Your task ::
Provide only the number of lines in the records below that include "schalten".

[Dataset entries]
* * * *

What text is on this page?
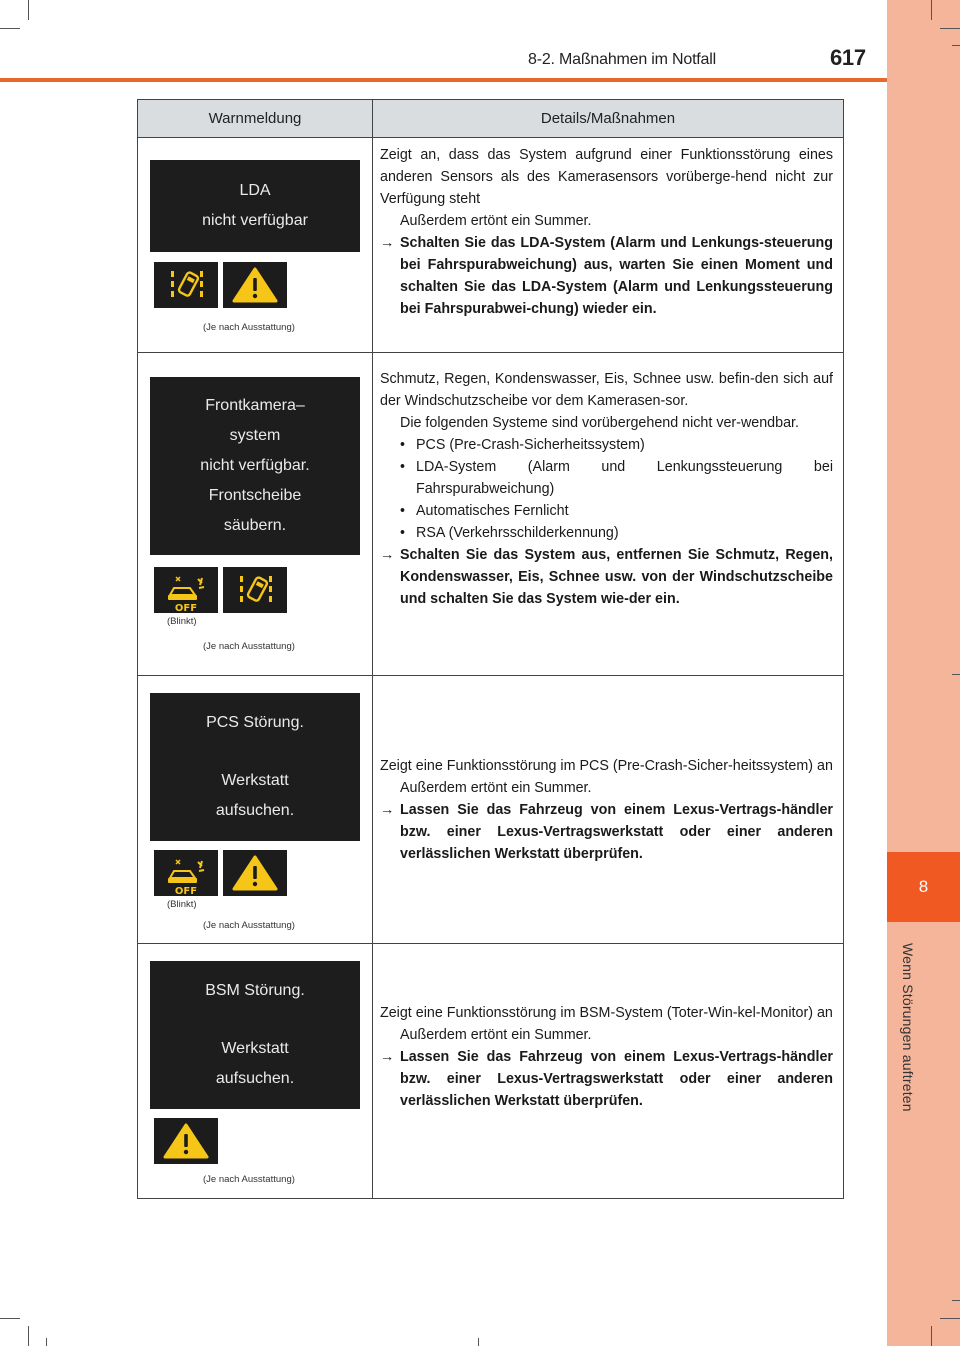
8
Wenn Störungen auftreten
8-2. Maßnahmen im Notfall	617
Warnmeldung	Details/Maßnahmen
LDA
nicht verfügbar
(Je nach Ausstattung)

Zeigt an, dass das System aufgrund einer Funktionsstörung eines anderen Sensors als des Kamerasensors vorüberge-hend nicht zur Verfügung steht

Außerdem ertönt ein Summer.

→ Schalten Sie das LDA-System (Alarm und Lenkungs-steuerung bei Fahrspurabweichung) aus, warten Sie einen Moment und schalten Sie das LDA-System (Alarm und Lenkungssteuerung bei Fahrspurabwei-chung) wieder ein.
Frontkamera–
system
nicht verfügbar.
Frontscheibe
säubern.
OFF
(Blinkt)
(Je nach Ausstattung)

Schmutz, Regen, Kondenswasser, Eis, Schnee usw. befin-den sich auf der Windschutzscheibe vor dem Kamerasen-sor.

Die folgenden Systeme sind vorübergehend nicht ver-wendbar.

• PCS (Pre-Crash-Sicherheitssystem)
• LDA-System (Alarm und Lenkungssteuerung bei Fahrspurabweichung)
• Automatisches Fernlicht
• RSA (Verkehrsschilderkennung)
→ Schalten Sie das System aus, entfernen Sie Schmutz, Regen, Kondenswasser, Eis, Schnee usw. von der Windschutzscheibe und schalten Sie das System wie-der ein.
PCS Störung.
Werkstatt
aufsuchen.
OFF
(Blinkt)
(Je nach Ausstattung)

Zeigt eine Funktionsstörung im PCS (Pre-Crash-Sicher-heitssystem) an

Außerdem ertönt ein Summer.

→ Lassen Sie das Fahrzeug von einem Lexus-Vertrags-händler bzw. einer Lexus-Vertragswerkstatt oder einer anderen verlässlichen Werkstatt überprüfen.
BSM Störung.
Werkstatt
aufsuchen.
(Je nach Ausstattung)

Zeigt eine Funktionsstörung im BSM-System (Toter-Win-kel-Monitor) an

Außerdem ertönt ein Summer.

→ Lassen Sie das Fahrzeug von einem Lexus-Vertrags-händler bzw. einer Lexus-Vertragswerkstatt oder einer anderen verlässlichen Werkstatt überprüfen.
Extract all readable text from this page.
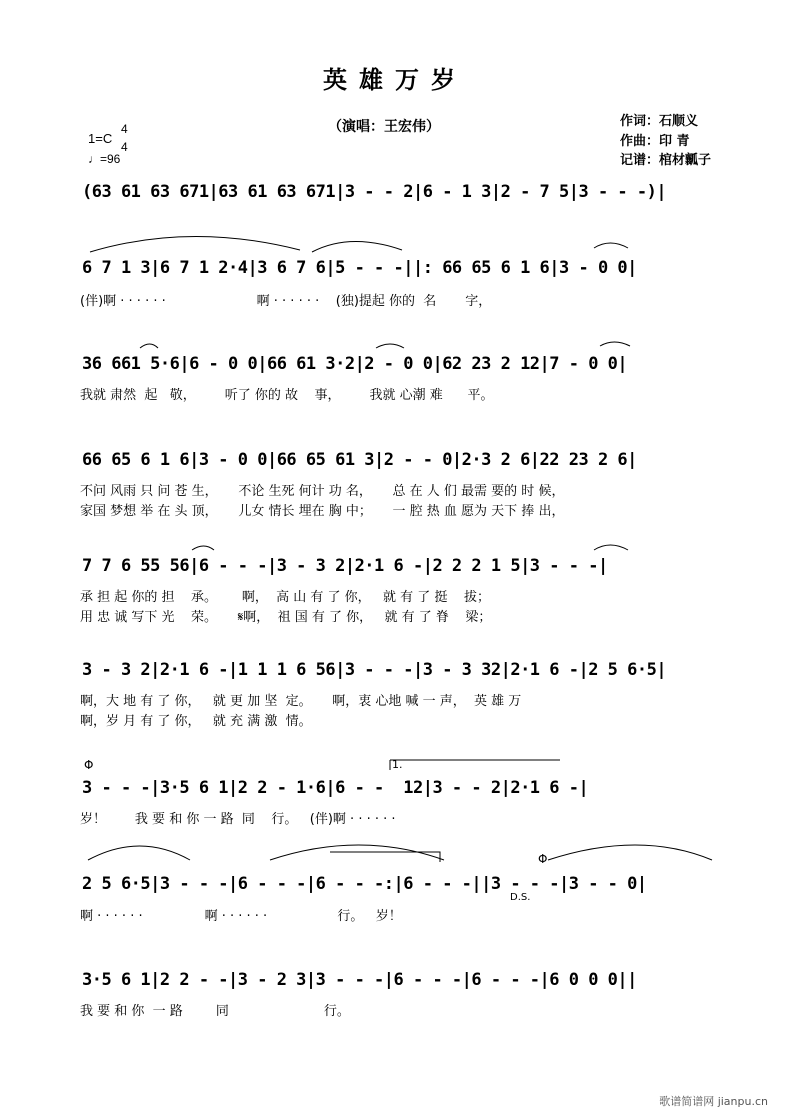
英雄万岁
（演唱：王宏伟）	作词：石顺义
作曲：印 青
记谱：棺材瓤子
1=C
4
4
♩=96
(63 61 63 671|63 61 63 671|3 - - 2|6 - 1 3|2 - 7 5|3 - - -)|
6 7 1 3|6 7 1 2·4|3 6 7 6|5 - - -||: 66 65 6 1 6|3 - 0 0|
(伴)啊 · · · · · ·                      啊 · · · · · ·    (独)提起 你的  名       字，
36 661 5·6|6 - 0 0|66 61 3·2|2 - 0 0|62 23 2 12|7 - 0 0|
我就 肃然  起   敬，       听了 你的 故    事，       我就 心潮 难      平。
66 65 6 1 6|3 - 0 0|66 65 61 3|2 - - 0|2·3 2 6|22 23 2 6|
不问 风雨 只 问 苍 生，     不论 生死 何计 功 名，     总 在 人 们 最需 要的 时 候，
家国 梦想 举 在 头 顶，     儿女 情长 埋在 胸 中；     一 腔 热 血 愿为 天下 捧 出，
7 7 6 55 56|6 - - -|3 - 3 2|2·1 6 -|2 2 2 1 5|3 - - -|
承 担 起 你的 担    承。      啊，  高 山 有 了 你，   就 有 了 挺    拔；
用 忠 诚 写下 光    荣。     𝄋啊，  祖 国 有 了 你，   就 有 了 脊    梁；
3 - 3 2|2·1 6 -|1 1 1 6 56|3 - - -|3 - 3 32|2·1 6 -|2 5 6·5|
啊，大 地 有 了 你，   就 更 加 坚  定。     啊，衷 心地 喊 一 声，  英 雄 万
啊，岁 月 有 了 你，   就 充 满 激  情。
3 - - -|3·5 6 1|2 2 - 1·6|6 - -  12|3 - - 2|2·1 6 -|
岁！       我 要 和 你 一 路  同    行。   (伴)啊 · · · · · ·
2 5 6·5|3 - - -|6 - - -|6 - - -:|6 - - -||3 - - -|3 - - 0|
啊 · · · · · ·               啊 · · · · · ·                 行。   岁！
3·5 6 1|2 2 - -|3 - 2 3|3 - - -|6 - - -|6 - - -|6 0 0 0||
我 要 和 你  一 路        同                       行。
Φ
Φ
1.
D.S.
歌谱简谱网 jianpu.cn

* * * *

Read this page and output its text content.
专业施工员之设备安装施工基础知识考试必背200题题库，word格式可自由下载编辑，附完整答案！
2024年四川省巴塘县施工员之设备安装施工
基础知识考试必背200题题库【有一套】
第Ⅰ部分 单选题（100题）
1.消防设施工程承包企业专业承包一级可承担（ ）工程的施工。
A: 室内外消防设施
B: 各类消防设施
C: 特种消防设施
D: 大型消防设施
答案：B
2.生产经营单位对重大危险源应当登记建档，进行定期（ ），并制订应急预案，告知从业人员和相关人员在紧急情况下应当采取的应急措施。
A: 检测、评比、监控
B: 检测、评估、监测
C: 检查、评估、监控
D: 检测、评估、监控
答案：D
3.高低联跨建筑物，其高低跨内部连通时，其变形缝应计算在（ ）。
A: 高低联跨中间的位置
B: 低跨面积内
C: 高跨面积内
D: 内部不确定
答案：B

* * * *

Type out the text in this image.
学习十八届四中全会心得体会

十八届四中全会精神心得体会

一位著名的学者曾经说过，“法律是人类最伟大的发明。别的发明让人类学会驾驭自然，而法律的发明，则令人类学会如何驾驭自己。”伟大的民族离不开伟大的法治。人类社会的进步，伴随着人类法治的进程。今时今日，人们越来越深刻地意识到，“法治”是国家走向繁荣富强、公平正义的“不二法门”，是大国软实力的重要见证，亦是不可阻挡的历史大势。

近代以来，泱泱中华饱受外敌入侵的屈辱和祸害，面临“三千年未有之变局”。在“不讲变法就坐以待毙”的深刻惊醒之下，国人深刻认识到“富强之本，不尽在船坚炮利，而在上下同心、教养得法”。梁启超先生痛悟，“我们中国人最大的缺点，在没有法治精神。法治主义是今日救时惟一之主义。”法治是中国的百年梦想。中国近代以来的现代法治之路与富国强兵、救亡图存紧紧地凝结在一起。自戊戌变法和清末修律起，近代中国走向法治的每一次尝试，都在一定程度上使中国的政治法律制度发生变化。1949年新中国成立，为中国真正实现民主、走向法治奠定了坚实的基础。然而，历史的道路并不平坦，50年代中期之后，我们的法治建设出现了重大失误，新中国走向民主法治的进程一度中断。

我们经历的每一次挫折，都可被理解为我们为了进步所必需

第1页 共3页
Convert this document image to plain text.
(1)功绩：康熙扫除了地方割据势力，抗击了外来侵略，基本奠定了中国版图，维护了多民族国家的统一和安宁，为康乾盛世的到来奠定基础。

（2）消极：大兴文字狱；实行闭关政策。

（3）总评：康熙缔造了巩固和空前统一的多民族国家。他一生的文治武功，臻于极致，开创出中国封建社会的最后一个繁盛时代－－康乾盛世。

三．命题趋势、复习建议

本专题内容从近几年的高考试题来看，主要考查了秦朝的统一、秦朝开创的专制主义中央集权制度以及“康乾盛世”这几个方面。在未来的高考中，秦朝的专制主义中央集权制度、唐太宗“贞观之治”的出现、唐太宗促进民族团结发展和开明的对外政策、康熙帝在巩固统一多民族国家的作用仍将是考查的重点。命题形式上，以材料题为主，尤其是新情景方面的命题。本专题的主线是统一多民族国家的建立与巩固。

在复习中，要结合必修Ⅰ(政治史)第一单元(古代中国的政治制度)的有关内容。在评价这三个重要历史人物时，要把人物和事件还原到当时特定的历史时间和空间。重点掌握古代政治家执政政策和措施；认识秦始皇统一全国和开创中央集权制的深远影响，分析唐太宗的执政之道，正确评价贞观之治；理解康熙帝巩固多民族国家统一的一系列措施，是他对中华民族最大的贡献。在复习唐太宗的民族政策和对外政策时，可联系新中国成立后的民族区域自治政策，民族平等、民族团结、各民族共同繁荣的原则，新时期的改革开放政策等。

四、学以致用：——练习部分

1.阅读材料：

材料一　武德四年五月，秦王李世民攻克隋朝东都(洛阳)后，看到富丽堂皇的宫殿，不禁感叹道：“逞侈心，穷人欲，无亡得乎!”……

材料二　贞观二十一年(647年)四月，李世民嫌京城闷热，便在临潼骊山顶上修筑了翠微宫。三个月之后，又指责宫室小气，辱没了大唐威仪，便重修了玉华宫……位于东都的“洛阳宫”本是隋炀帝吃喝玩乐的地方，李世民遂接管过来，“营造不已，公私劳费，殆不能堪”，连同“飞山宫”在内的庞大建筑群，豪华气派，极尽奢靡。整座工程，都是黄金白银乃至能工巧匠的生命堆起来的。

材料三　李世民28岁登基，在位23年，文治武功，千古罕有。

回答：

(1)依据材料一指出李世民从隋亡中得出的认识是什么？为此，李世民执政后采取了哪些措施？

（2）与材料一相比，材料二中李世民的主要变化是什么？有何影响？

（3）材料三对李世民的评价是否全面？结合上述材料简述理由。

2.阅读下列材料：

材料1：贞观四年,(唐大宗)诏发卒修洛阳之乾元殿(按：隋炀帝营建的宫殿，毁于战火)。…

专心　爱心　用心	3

* * * *

Task response ::
2